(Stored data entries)
- - -
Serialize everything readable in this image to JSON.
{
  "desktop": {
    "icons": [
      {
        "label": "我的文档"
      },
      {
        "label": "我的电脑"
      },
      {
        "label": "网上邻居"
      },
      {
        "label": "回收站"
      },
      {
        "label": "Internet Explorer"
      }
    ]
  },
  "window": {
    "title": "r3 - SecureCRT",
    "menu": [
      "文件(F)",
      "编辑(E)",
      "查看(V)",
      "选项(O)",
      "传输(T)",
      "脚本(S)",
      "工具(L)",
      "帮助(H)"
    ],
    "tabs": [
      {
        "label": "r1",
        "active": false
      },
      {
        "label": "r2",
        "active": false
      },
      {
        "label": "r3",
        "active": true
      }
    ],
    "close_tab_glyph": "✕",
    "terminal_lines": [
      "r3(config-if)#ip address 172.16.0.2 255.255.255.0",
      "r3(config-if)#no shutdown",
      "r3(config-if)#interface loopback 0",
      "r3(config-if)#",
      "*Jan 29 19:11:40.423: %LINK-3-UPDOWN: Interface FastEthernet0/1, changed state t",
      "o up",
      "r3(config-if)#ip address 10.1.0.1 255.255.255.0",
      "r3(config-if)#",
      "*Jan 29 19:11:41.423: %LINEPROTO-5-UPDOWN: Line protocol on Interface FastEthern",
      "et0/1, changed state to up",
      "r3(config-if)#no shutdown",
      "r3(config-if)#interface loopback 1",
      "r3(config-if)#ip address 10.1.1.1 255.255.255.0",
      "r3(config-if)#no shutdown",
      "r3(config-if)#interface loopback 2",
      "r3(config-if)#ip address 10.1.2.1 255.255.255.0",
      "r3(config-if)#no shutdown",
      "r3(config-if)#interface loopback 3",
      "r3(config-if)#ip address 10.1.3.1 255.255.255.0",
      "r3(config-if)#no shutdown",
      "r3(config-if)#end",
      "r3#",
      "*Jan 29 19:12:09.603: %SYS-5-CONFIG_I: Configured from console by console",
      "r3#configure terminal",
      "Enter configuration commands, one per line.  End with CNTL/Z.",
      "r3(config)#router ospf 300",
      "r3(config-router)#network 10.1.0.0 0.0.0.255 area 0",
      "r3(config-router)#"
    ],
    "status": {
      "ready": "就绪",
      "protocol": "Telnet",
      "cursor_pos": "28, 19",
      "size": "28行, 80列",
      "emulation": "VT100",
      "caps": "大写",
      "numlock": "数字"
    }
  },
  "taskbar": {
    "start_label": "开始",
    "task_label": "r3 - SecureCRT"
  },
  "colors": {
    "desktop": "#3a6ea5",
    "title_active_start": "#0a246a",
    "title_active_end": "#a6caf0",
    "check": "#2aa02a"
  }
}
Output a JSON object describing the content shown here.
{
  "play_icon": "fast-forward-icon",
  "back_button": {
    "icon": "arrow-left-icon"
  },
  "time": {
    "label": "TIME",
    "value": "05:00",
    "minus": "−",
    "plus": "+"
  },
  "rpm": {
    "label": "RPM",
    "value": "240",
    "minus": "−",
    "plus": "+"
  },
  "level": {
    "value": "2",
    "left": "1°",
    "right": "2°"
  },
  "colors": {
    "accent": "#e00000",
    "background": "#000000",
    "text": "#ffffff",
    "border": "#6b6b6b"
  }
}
- - -
# WORK INSTRUCTIONS
Nothing in the data may differ; print all of it exactly as written.

# RESULT OF THE TASK
Serialize everything readable in this image to JSON.
{
  "desktop": {
    "icons": [
      {
        "label": "我的文档"
      },
      {
        "label": "我的电脑"
      },
      {
        "label": "网上邻居"
      },
      {
        "label": "回收站"
      },
      {
        "label": "Internet Explorer"
      }
    ]
  },
  "window": {
    "title": "r3 - SecureCRT",
    "menu": [
      "文件(F)",
      "编辑(E)",
      "查看(V)",
      "选项(O)",
      "传输(T)",
      "脚本(S)",
      "工具(L)",
      "帮助(H)"
    ],
    "tabs": [
      {
        "label": "r1",
        "active": false
      },
      {
        "label": "r2",
        "active": false
      },
      {
        "label": "r3",
        "active": true
      }
    ],
    "close_tab_glyph": "✕",
    "terminal_lines": [
      "r3(config-if)#ip address 172.16.0.2 255.255.255.0",
      "r3(config-if)#no shutdown",
      "r3(config-if)#interface loopback 0",
      "r3(config-if)#",
      "*Jan 29 19:11:40.423: %LINK-3-UPDOWN: Interface FastEthernet0/1, changed state t",
      "o up",
      "r3(config-if)#ip address 10.1.0.1 255.255.255.0",
      "r3(config-if)#",
      "*Jan 29 19:11:41.423: %LINEPROTO-5-UPDOWN: Line protocol on Interface FastEthern",
      "et0/1, changed state to up",
      "r3(config-if)#no shutdown",
      "r3(config-if)#interface loopback 1",
      "r3(config-if)#ip address 10.1.1.1 255.255.255.0",
      "r3(config-if)#no shutdown",
      "r3(config-if)#interface loopback 2",
      "r3(config-if)#ip address 10.1.2.1 255.255.255.0",
      "r3(config-if)#no shutdown",
      "r3(config-if)#interface loopback 3",
      "r3(config-if)#ip address 10.1.3.1 255.255.255.0",
      "r3(config-if)#no shutdown",
      "r3(config-if)#end",
      "r3#",
      "*Jan 29 19:12:09.603: %SYS-5-CONFIG_I: Configured from console by console",
      "r3#configure terminal",
      "Enter configuration commands, one per line.  End with CNTL/Z.",
      "r3(config)#router ospf 300",
      "r3(config-router)#network 10.1.0.0 0.0.0.255 area 0",
      "r3(config-router)#"
    ],
    "status": {
      "ready": "就绪",
      "protocol": "Telnet",
      "cursor_pos": "28, 19",
      "size": "28行, 80列",
      "emulation": "VT100",
      "caps": "大写",
      "numlock": "数字"
    }
  },
  "taskbar": {
    "start_label": "开始",
    "task_label": "r3 - SecureCRT"
  },
  "colors": {
    "desktop": "#3a6ea5",
    "title_active_start": "#0a246a",
    "title_active_end": "#a6caf0",
    "check": "#2aa02a"
  }
}
Output a JSON object describing the content shown here.
{
  "play_icon": "fast-forward-icon",
  "back_button": {
    "icon": "arrow-left-icon"
  },
  "time": {
    "label": "TIME",
    "value": "05:00",
    "minus": "−",
    "plus": "+"
  },
  "rpm": {
    "label": "RPM",
    "value": "240",
    "minus": "−",
    "plus": "+"
  },
  "level": {
    "value": "2",
    "left": "1°",
    "right": "2°"
  },
  "colors": {
    "accent": "#e00000",
    "background": "#000000",
    "text": "#ffffff",
    "border": "#6b6b6b"
  }
}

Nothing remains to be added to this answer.